You are reading the work-in-progress first edition of Causal Inference in R. This chapter has its foundations written but is still undergoing changes.

As presented in Chapter 7, the causal question we’d like to answer is: is there a relationship between whether there were “Extra Magic Hours” in the morning at Magic Kingdom and the average wait time for an attraction called the “Seven Dwarfs Mine Train” the same day between 9 AM and 10 AM in 2018? Below is a proposed DAG for this question.

Code

library(tidyverse)
library(ggdag)
library(ggokabeito)

coord_dag <- list(
  x = c(Season = 0, close = 0, weather = -1, x = 1, y = 2),
  y = c(Season = -1, close = 1, weather = 0, x = 0, y = 0)
)

labels <- c(
  x = "Extra Magic Morning",
  y = "Average wait",
  Season = "Ticket Season",
  weather = "Historic high temperature",
  close = "Time park closed"
)

dag <- dagify(
  y ~ x + close + Season + weather,
  x ~ weather + close + Season,
  coords = coord_dag,
  labels = labels,
  exposure = "x",
  outcome = "y"
) |>
  tidy_dagitty() |>
  node_status()

• _Records provided_
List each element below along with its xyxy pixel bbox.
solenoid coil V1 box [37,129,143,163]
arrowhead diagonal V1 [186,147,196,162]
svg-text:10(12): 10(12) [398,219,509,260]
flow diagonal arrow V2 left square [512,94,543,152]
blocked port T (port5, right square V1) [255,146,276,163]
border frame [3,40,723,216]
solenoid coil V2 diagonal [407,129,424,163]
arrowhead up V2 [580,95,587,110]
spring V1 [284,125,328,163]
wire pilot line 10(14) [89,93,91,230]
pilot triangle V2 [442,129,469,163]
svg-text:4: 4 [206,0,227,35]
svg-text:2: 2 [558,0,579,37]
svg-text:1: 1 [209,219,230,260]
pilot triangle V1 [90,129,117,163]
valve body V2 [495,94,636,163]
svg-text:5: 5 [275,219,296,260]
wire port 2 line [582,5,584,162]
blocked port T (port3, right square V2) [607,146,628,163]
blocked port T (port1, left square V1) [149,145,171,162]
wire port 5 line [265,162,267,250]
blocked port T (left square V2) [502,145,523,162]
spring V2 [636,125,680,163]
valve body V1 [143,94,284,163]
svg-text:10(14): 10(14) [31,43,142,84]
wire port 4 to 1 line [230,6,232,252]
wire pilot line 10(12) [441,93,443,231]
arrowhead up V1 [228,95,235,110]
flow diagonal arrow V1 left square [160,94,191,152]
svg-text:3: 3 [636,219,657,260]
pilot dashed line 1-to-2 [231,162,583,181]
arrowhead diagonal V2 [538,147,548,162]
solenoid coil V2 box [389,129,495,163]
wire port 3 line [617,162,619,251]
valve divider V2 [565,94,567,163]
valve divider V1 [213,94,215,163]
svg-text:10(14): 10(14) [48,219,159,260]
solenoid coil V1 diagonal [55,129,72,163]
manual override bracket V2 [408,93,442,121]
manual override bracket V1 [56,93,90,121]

• _The tasks_
A: Answer these questions using the Causal Inference in R excerpt:
(i) What attraction's average wait time does the causal question concern?
(ii) What label does the code assign to the weather node?
(iii) Which node is set as the exposure in the dagify call?
B: Output the lines of the listing exactly, from its first line up to and including the line containing "valve divider V2 [565,94,567,163]".

• _Results for each task_
A:
(i) The "Seven Dwarfs Mine Train."
(ii) "Historic high temperature"
(iii) "x" (labeled "Extra Magic Morning")

B:
List each element below along with its xyxy pixel bbox.
solenoid coil V1 box [37,129,143,163]
arrowhead diagonal V1 [186,147,196,162]
svg-text:10(12): 10(12) [398,219,509,260]
flow diagonal arrow V2 left square [512,94,543,152]
blocked port T (port5, right square V1) [255,146,276,163]
border frame [3,40,723,216]
solenoid coil V2 diagonal [407,129,424,163]
arrowhead up V2 [580,95,587,110]
spring V1 [284,125,328,163]
wire pilot line 10(14) [89,93,91,230]
pilot triangle V2 [442,129,469,163]
svg-text:4: 4 [206,0,227,35]
svg-text:2: 2 [558,0,579,37]
svg-text:1: 1 [209,219,230,260]
pilot triangle V1 [90,129,117,163]
valve body V2 [495,94,636,163]
svg-text:5: 5 [275,219,296,260]
wire port 2 line [582,5,584,162]
blocked port T (port3, right square V2) [607,146,628,163]
blocked port T (port1, left square V1) [149,145,171,162]
wire port 5 line [265,162,267,250]
blocked port T (left square V2) [502,145,523,162]
spring V2 [636,125,680,163]
valve body V1 [143,94,284,163]
svg-text:10(14): 10(14) [31,43,142,84]
wire port 4 to 1 line [230,6,232,252]
wire pilot line 10(12) [441,93,443,231]
arrowhead up V1 [228,95,235,110]
flow diagonal arrow V1 left square [160,94,191,152]
svg-text:3: 3 [636,219,657,260]
pilot dashed line 1-to-2 [231,162,583,181]
arrowhead diagonal V2 [538,147,548,162]
solenoid coil V2 box [389,129,495,163]
wire port 3 line [617,162,619,251]
valve divider V2 [565,94,567,163]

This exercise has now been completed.